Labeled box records
◇ ◇ ◇
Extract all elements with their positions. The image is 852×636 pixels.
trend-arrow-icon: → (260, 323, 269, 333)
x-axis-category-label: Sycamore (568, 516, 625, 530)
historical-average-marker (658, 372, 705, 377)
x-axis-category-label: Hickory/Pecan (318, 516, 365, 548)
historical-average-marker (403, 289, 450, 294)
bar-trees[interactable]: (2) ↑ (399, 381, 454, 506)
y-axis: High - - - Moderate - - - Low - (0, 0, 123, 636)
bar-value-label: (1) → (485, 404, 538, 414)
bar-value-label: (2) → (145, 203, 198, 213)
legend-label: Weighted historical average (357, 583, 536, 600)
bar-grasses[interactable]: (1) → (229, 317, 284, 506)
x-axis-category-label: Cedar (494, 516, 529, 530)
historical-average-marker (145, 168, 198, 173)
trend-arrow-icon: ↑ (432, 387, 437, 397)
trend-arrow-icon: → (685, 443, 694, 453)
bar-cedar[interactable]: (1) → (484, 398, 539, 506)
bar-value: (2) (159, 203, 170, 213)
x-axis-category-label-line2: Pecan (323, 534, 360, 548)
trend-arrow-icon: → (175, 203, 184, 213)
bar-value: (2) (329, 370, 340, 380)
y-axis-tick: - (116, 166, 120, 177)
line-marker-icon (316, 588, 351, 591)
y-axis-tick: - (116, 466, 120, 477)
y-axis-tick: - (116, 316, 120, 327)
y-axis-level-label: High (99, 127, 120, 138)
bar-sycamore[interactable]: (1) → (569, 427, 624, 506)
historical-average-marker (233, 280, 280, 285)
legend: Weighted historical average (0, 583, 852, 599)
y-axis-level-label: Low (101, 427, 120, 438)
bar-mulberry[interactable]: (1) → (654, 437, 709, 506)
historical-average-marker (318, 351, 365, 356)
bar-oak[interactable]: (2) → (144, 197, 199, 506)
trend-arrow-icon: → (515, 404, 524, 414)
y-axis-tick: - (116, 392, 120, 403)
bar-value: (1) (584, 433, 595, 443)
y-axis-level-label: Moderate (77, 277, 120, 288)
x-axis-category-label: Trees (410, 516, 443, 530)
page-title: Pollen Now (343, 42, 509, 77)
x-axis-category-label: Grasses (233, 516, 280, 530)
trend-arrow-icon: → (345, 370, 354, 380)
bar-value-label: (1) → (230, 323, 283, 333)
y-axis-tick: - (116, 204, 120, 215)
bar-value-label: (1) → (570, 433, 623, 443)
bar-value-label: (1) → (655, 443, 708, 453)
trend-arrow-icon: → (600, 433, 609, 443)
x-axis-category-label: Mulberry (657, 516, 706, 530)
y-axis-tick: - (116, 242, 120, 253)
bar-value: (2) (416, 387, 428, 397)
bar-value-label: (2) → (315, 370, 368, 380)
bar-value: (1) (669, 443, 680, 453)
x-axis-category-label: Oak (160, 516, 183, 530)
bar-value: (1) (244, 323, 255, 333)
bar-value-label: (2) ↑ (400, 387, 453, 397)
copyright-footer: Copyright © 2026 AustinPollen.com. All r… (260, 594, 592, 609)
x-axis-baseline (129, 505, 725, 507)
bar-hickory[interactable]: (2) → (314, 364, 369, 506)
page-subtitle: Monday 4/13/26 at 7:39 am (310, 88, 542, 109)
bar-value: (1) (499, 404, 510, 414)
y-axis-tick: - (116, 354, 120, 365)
◇ ◇ ◇
# Goal:
Render the listing above as a numbered list, omitting any blank lines.

# Task solution:
1. Extract all elements with their positions. The image is 852×636 pixels.
2. trend-arrow-icon: → (260, 323, 269, 333)
3. x-axis-category-label: Sycamore (568, 516, 625, 530)
4. historical-average-marker (658, 372, 705, 377)
5. x-axis-category-label: Hickory/Pecan (318, 516, 365, 548)
6. historical-average-marker (403, 289, 450, 294)
7. bar-trees[interactable]: (2) ↑ (399, 381, 454, 506)
8. y-axis: High - - - Moderate - - - Low - (0, 0, 123, 636)
9. bar-value-label: (1) → (485, 404, 538, 414)
10. bar-value-label: (2) → (145, 203, 198, 213)
11. legend-label: Weighted historical average (357, 583, 536, 600)
12. bar-grasses[interactable]: (1) → (229, 317, 284, 506)
13. x-axis-category-label: Cedar (494, 516, 529, 530)
14. historical-average-marker (145, 168, 198, 173)
15. trend-arrow-icon: ↑ (432, 387, 437, 397)
16. trend-arrow-icon: → (685, 443, 694, 453)
17. bar-cedar[interactable]: (1) → (484, 398, 539, 506)
18. bar-value: (2) (159, 203, 170, 213)
19. x-axis-category-label-line2: Pecan (323, 534, 360, 548)
20. trend-arrow-icon: → (175, 203, 184, 213)
21. bar-value: (2) (329, 370, 340, 380)
22. y-axis-tick: - (116, 166, 120, 177)
23. line-marker-icon (316, 588, 351, 591)
24. y-axis-tick: - (116, 466, 120, 477)
25. y-axis-tick: - (116, 316, 120, 327)
26. y-axis-level-label: High (99, 127, 120, 138)
27. bar-sycamore[interactable]: (1) → (569, 427, 624, 506)
28. historical-average-marker (233, 280, 280, 285)
29. legend: Weighted historical average (0, 583, 852, 599)
30. y-axis-level-label: Low (101, 427, 120, 438)
31. bar-mulberry[interactable]: (1) → (654, 437, 709, 506)
32. historical-average-marker (318, 351, 365, 356)
33. bar-oak[interactable]: (2) → (144, 197, 199, 506)
34. trend-arrow-icon: → (515, 404, 524, 414)
35. y-axis-tick: - (116, 392, 120, 403)
36. bar-value: (1) (584, 433, 595, 443)
37. y-axis-level-label: Moderate (77, 277, 120, 288)
38. x-axis-category-label: Trees (410, 516, 443, 530)
39. page-title: Pollen Now (343, 42, 509, 77)
40. x-axis-category-label: Grasses (233, 516, 280, 530)
41. trend-arrow-icon: → (345, 370, 354, 380)
42. bar-value-label: (1) → (230, 323, 283, 333)
43. y-axis-tick: - (116, 204, 120, 215)
44. bar-value-label: (1) → (570, 433, 623, 443)
45. bar-value-label: (1) → (655, 443, 708, 453)
46. trend-arrow-icon: → (600, 433, 609, 443)
47. x-axis-category-label: Mulberry (657, 516, 706, 530)
48. y-axis-tick: - (116, 242, 120, 253)
49. bar-value: (2) (416, 387, 428, 397)
50. bar-value-label: (2) → (315, 370, 368, 380)
51. bar-value: (1) (669, 443, 680, 453)
52. x-axis-category-label: Oak (160, 516, 183, 530)
53. bar-value: (1) (244, 323, 255, 333)
54. bar-value-label: (2) ↑ (400, 387, 453, 397)
55. copyright-footer: Copyright © 2026 AustinPollen.com. All r… (260, 594, 592, 609)
56. x-axis-baseline (129, 505, 725, 507)
57. bar-hickory[interactable]: (2) → (314, 364, 369, 506)
58. page-subtitle: Monday 4/13/26 at 7:39 am (310, 88, 542, 109)
59. bar-value: (1) (499, 404, 510, 414)
60. y-axis-tick: - (116, 354, 120, 365)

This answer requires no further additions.